EXTRACTED MATERIAL:
###

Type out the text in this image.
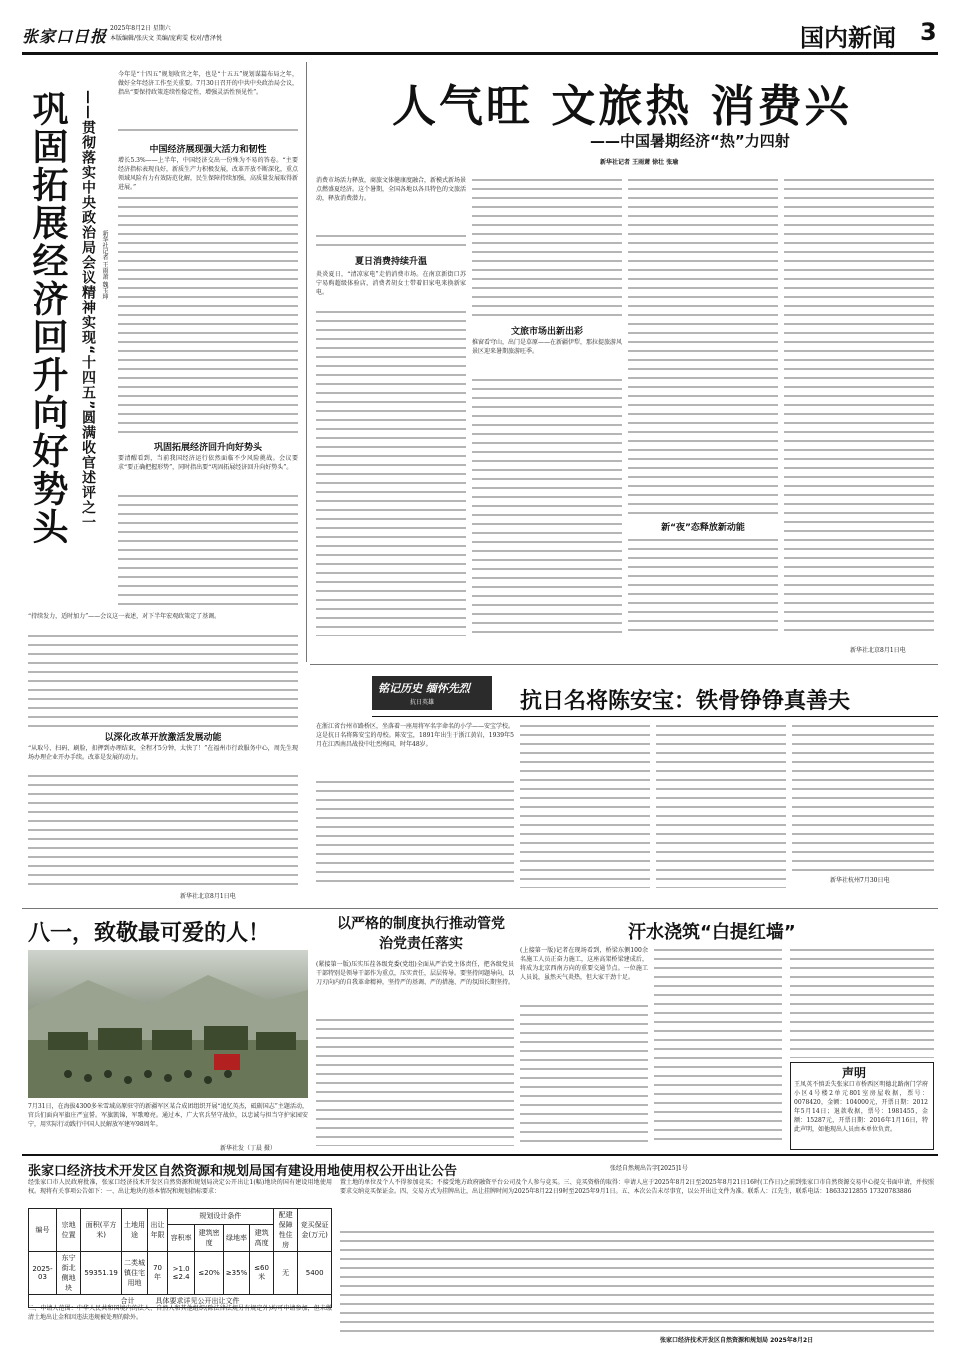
张家口日报 2025年8月2日 星期六
本版编辑/张庆文 美编/庞莉雯 校对/曹泽悦	国内新闻 3
巩固拓展经济回升向好势头 ——贯彻落实中央政治局会议精神实现“十四五”圆满收官述评之一 新华社记者 王雨萧 魏玉坤
今年是“十四五”规划收官之年，也是“十五五”规划谋篇布局之年，做好全年经济工作至关重要。7月30日召开的中共中央政治局会议，指出“要保持政策连续性稳定性，增强灵活性预见性”。
中国经济展现强大活力和韧性
增长5.3%——上半年，中国经济交出一份殊为不易的答卷。“主要经济指标表现良好，新质生产力积极发展，改革开放不断深化，重点领域风险有力有效防范化解，民生保障持续加强，高质量发展取得新进展。”
巩固拓展经济回升向好势头
要清醒看到，当前我国经济运行依然面临不少风险挑战。会议要求“要正确把握形势”，同时指出要“巩固拓展经济回升向好势头”。
“持续发力，适时加力”——会议这一表述，对下半年宏观政策定了基调。
以深化改革开放激活发展动能
“从取号、扫码、刷脸，扣押到办理结束，全程才5分钟，太快了！”在福州市行政服务中心，周先生现场办理企业开办手续。改革是发展的动力。
新华社北京8月1日电
人气旺 文旅热 消费兴
——中国暑期经济“热”力四射
新华社记者 王雨萧 徐壮 张瑜
消费市场活力释放，商旅文体健康度融合，新模式新场景点燃盛夏经济。这个暑期，全国各地以各具特色的文旅活动，释放消费潜力。
夏日消费持续升温
炎炎夏日，“清凉家电”走俏消费市场。在南京新街口苏宁易购超级体验店，消费者胡女士带着旧家电来换新家电。
文旅市场出新出彩
推窗看穹山，出门是草原——在新疆伊犁，那拉提旅游风景区迎来暑期旅游旺季。
新“夜”态释放新动能
新华社北京8月1日电
铭记历史 缅怀先烈
抗日英雄	抗日名将陈安宝：铁骨铮铮真善夫
在浙江省台州市路桥区，坐落着一座用将军名字命名的小学——安宝学校。这是抗日名将陈安宝的母校。陈安宝，1891年出生于浙江黄岩，1939年5月在江西南昌战役中壮烈殉国，时年48岁。
新华社杭州7月30日电
八一，致敬最可爱的人！
7月31日，在海拔4300多米雪域高原驻守的新疆军区某合成团组织开展“追忆英杰，砥砺国志”主题活动，官兵们面向军旗庄严宣誓。军旗凯锦，军歌嘹亮。通过本，广大官兵坚守战位，以忠诚与担当守护家园安宁，用实际行动践行中国人民解放军建军98周年。
新华社发（丁晨 摄）
以严格的制度执行推动管党治党责任落实
(紧接第一版)压实压茬各级党委(党组)全面从严治党主体责任，把各级党员干部特别是领导干部作为重点，压实责任，层层传导。要坚持问题导向，以刀刃向内的自我革命精神，坚持严的基调、严的措施、严的氛围长期坚持。
汗水浇筑“白提红墙”
(上接第一版)记者在现场看到，桥梁东侧100余名施工人员正奋力施工，这座高架桥梁建成后，将成为北京西南方向的重要交通节点。一位施工人员说，虽然天气炎热，但大家干劲十足。
声明
王凤英不慎丢失张家口市桥西区明德北路南门学府小区4号楼2单元801室房屋收据，票号：0078420，金额：104000元，开票日期：2012年5月14日；退款收据，票号：1981455，金额：15287元，开票日期：2016年1月16日，特此声明，如他现出人员由本单位负责。
张家口经济技术开发区自然资源和规划局国有建设用地使用权公开出让公告	张经自然规出告字[2025]1号
经张家口市人民政府批准，张家口经济技术开发区自然资源和规划局决定公开出让1(幅)地块的国有建设用地使用权。现将有关事项公告如下：一、出让地块的基本情况和规划指标要求：
编号	宗地位置	面积(平方米)	土地用途	出让年限	规划设计条件				配建保障性住房	竞买保证金(万元)
					容积率	建筑密度	绿地率	建筑高度		
2025-03	东宁街北侧地块	59351.19	二类城镇住宅用地	70年	>1.0 ≤2.4	≤20%	≥35%	≤60米	无	5400
合计　　　具体要求详见公开出让文件										
二、申请人范围：中华人民共和国境内的法人、自然人和其他组织(除法律法规另有规定外)均可申请参加，但未缴清土地出让金和因违法违规被处理的除外。
置土地的单位及个人不得参加竞买；不接受地方政府融资平台公司及个人参与竞买。三、竞买资格的取得：申请人应于2025年8月2日至2025年8月21日16时(工作日)之前到张家口市自然资源交易中心提交书面申请，并按照要求交纳竞买保证金。四、交易方式为挂牌出让，出让挂牌时间为2025年8月22日9时至2025年9月1日。五、本次公告未尽事宜，以公开出让文件为准。联系人：江先生，联系电话：18633212855 17320783886
张家口经济技术开发区自然资源和规划局 2025年8月2日
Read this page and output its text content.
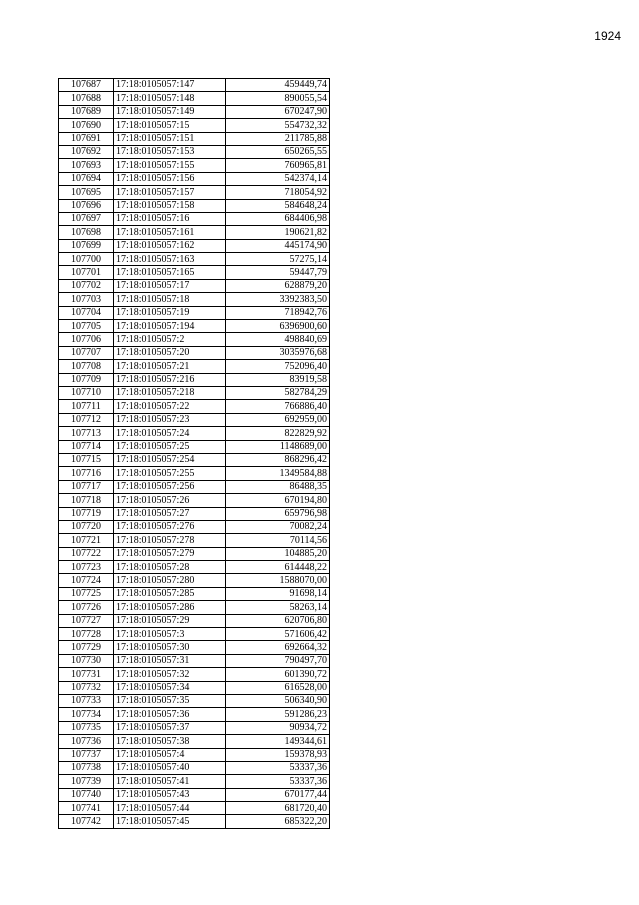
1924
107687	17:18:0105057:147	459449,74
107688	17:18:0105057:148	890055,54
107689	17:18:0105057:149	670247,90
107690	17:18:0105057:15	554732,32
107691	17:18:0105057:151	211785,88
107692	17:18:0105057:153	650265,55
107693	17:18:0105057:155	760965,81
107694	17:18:0105057:156	542374,14
107695	17:18:0105057:157	718054,92
107696	17:18:0105057:158	584648,24
107697	17:18:0105057:16	684406,98
107698	17:18:0105057:161	190621,82
107699	17:18:0105057:162	445174,90
107700	17:18:0105057:163	57275,14
107701	17:18:0105057:165	59447,79
107702	17:18:0105057:17	628879,20
107703	17:18:0105057:18	3392383,50
107704	17:18:0105057:19	718942,76
107705	17:18:0105057:194	6396900,60
107706	17:18:0105057:2	498840,69
107707	17:18:0105057:20	3035976,68
107708	17:18:0105057:21	752096,40
107709	17:18:0105057:216	83919,58
107710	17:18:0105057:218	582784,29
107711	17:18:0105057:22	766886,40
107712	17:18:0105057:23	692959,00
107713	17:18:0105057:24	822829,92
107714	17:18:0105057:25	1148689,00
107715	17:18:0105057:254	868296,42
107716	17:18:0105057:255	1349584,88
107717	17:18:0105057:256	86488,35
107718	17:18:0105057:26	670194,80
107719	17:18:0105057:27	659796,98
107720	17:18:0105057:276	70082,24
107721	17:18:0105057:278	70114,56
107722	17:18:0105057:279	104885,20
107723	17:18:0105057:28	614448,22
107724	17:18:0105057:280	1588070,00
107725	17:18:0105057:285	91698,14
107726	17:18:0105057:286	58263,14
107727	17:18:0105057:29	620706,80
107728	17:18:0105057:3	571606,42
107729	17:18:0105057:30	692664,32
107730	17:18:0105057:31	790497,70
107731	17:18:0105057:32	601390,72
107732	17:18:0105057:34	616528,00
107733	17:18:0105057:35	506340,90
107734	17:18:0105057:36	591286,23
107735	17:18:0105057:37	90934,72
107736	17:18:0105057:38	149344,61
107737	17:18:0105057:4	159378,93
107738	17:18:0105057:40	53337,36
107739	17:18:0105057:41	53337,36
107740	17:18:0105057:43	670177,44
107741	17:18:0105057:44	681720,40
107742	17:18:0105057:45	685322,20
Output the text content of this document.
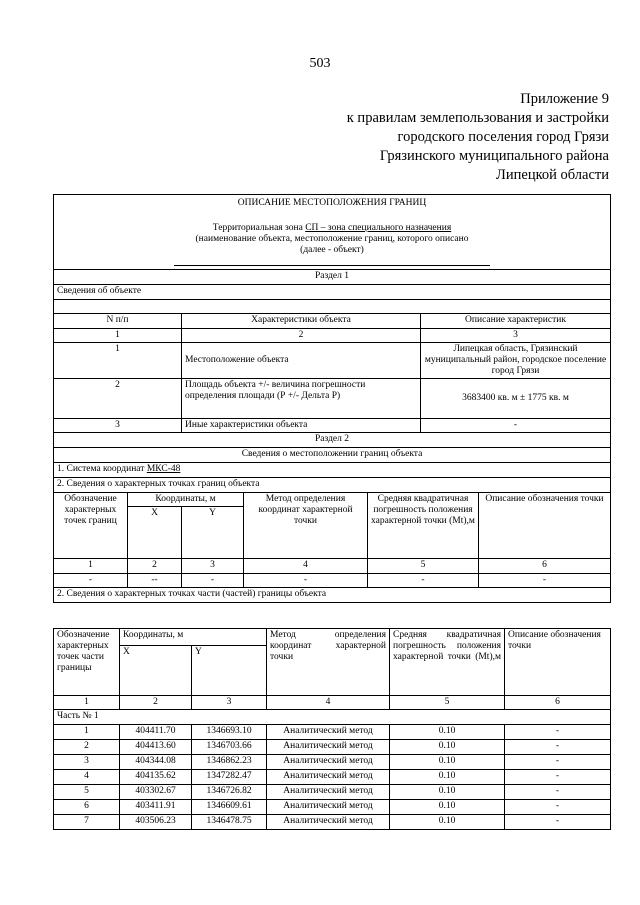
503
Приложение 9
к правилам землепользования и застройки
городского поселения город Грязи
Грязинского муниципального района
Липецкой области
ОПИСАНИЕ МЕСТОПОЛОЖЕНИЯ ГРАНИЦ
Территориальная зона СП – зона специального назначения
(наименование объекта, местоположение границ, которого описано
(далее - объект)						

Раздел 1						
Сведения об объекте						

N п/п		Характеристики объекта			Описание характеристик	
1		2			3	
1		Местоположение объекта			Липецкая область, Грязинский муниципальный район, городское поселение город Грязи	
2		Площадь объекта +/- величина погрешности определения площади (Р +/- Дельта Р)			3683400 кв. м ± 1775 кв. м	
3		Иные характеристики объекта			-	
Раздел 2						
Сведения о местоположении границ объекта						
1. Система координат МКС-48						
2. Сведения о характерных точках границ объекта						
Обозначение характерных точек границ	Координаты, м		Метод определения координат характерной точки	Средняя квадратичная погрешность положения характерной точки (Мt),м		Описание обозначения точки
	X	Y				
1	2	3	4	5		6
-	--	-	-	-		-
2. Сведения о характерных точках части (частей) границы объекта						
Обозначение характерных точек части границы	Координаты, м		Метод определения координат характерной точки	Средняя квадратичная погрешность положения характерной точки (Мt),м	Описание обозначения точки
	X	Y			
1	2	3	4	5	6
Часть № 1					
1	404411.70	1346693.10	Аналитический метод	0.10	-
2	404413.60	1346703.66	Аналитический метод	0.10	-
3	404344.08	1346862.23	Аналитический метод	0.10	-
4	404135.62	1347282.47	Аналитический метод	0.10	-
5	403302.67	1346726.82	Аналитический метод	0.10	-
6	403411.91	1346609.61	Аналитический метод	0.10	-
7	403506.23	1346478.75	Аналитический метод	0.10	-
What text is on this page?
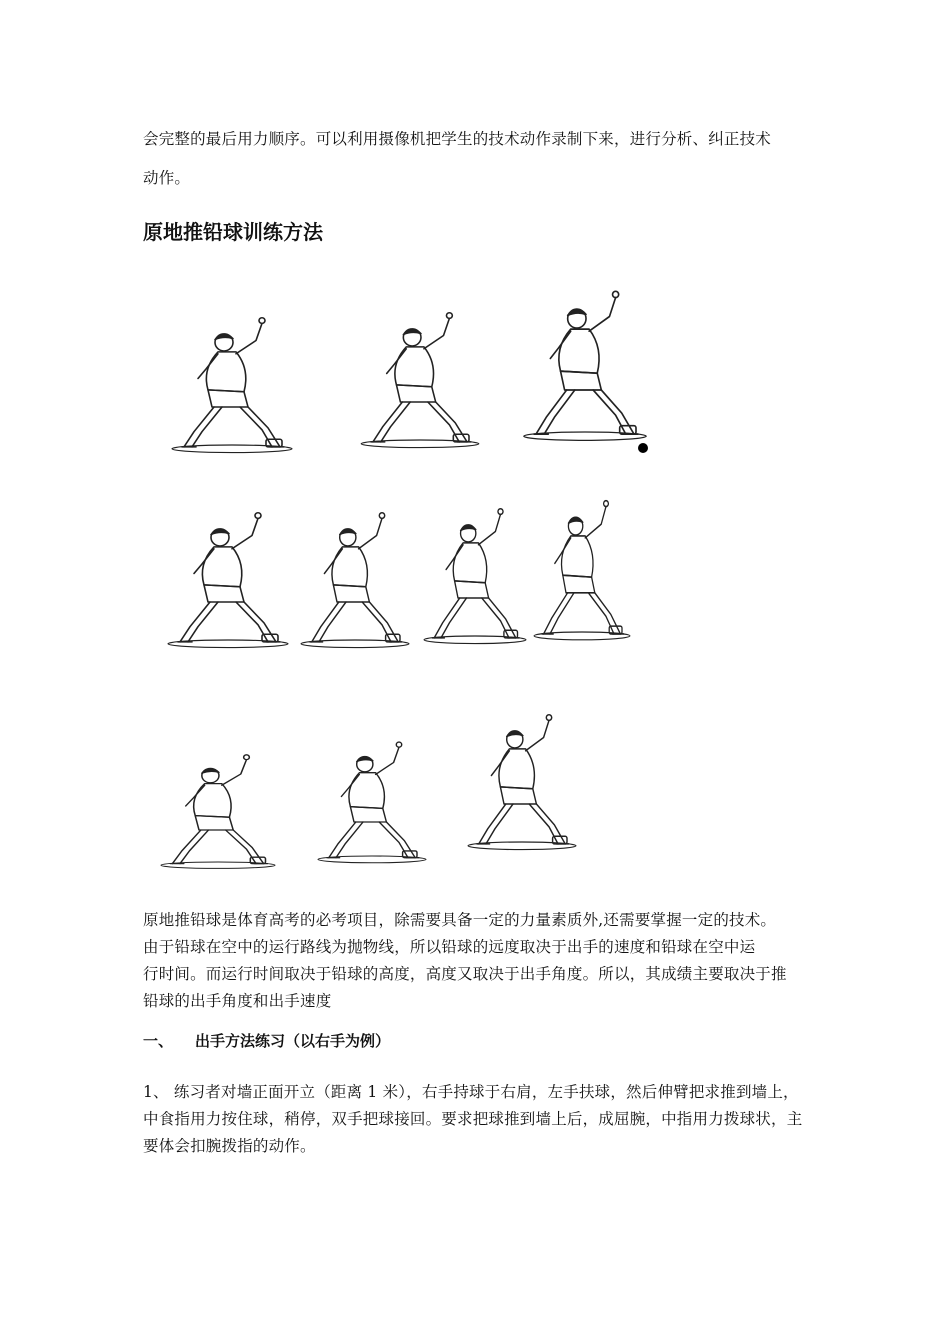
会完整的最后用力顺序。可以利用摄像机把学生的技术动作录制下来，进行分析、纠正技术
动作。
原地推铅球训练方法
原地推铅球是体育高考的必考项目，除需要具备一定的力量素质外,还需要掌握一定的技术。
由于铅球在空中的运行路线为抛物线，所以铅球的远度取决于出手的速度和铅球在空中运
行时间。而运行时间取决于铅球的高度，高度又取决于出手角度。所以，其成绩主要取决于推
铅球的出手角度和出手速度
一、 出手方法练习（以右手为例）
1、 练习者对墙正面开立（距离 1 米），右手持球于右肩，左手扶球，然后伸臂把求推到墙上，
中食指用力按住球，稍停，双手把球接回。要求把球推到墙上后，成屈腕，中指用力拨球状，主
要体会扣腕拨指的动作。
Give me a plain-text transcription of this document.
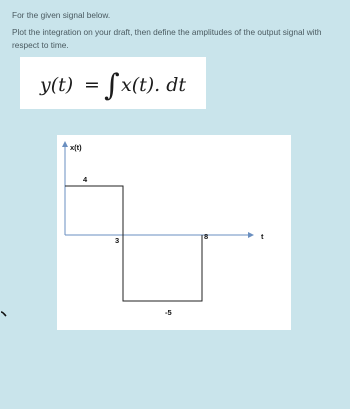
For the given signal below.

Plot the integration on your draft, then define the amplitudes of the output signal with respect to time.

y(t) = ∫ x(t). dt
x(t)
t
4
3	8
-5
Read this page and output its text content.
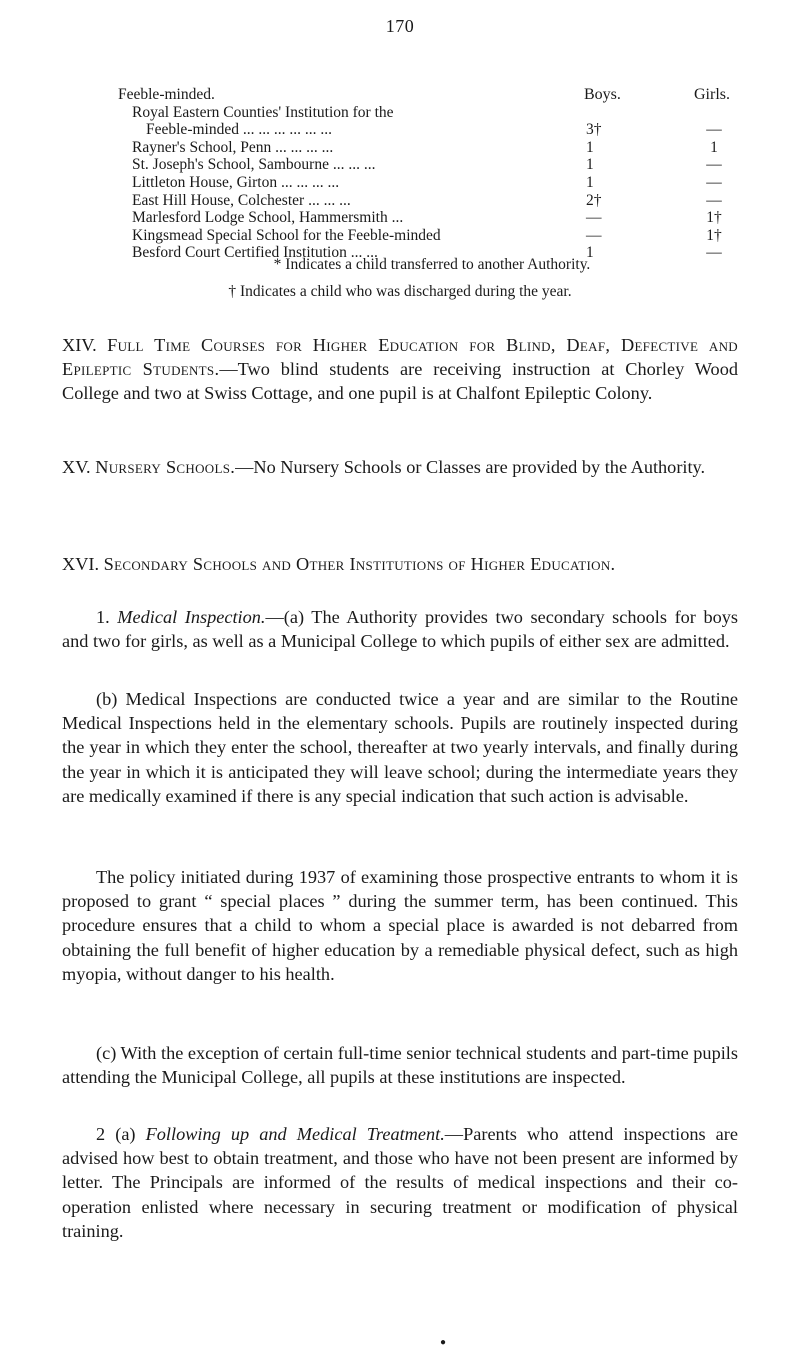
170
Feeble-minded.	Boys.	Girls.
Royal Eastern Counties' Institution for the
Feeble-minded ... ... ... ... ... ...	3†	—
Rayner's School, Penn ... ... ... ...	1	1
St. Joseph's School, Sambourne ... ... ...	1	—
Littleton House, Girton ... ... ... ...	1	—
East Hill House, Colchester ... ... ...	2†	—
Marlesford Lodge School, Hammersmith ...	—	1†
Kingsmead Special School for the Feeble-minded	—	1†
Besford Court Certified Institution ... ...	1	—
* Indicates a child transferred to another Authority.
† Indicates a child who was discharged during the year.
XIV. Full Time Courses for Higher Education for Blind, Deaf, Defective and Epileptic Students.—Two blind students are receiving instruction at Chorley Wood College and two at Swiss Cottage, and one pupil is at Chalfont Epileptic Colony.
XV. Nursery Schools.—No Nursery Schools or Classes are provided by the Authority.
XVI. Secondary Schools and Other Institutions of Higher Education.
1. Medical Inspection.—(a) The Authority provides two secondary schools for boys and two for girls, as well as a Municipal College to which pupils of either sex are admitted.
(b) Medical Inspections are conducted twice a year and are similar to the Routine Medical Inspections held in the elementary schools. Pupils are routinely inspected during the year in which they enter the school, thereafter at two yearly intervals, and finally during the year in which it is anticipated they will leave school; during the intermediate years they are medically examined if there is any special indication that such action is advisable.
The policy initiated during 1937 of examining those prospective entrants to whom it is proposed to grant “ special places ” during the summer term, has been continued. This procedure ensures that a child to whom a special place is awarded is not debarred from obtaining the full benefit of higher education by a remediable physical defect, such as high myopia, without danger to his health.
(c) With the exception of certain full-time senior technical students and part-time pupils attending the Municipal College, all pupils at these institutions are inspected.
2 (a) Following up and Medical Treatment.—Parents who attend inspections are advised how best to obtain treatment, and those who have not been present are informed by letter. The Principals are informed of the results of medical inspections and their co-operation enlisted where necessary in securing treatment or modification of physical training.
●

###

Find each line with the string "Feeble" and copy it out.

TASK ANSWER:
Feeble-minded.	Boys.	Girls.
Feeble-minded ... ... ... ... ... ...	3†	—
Kingsmead Special School for the Feeble-minded	—	1†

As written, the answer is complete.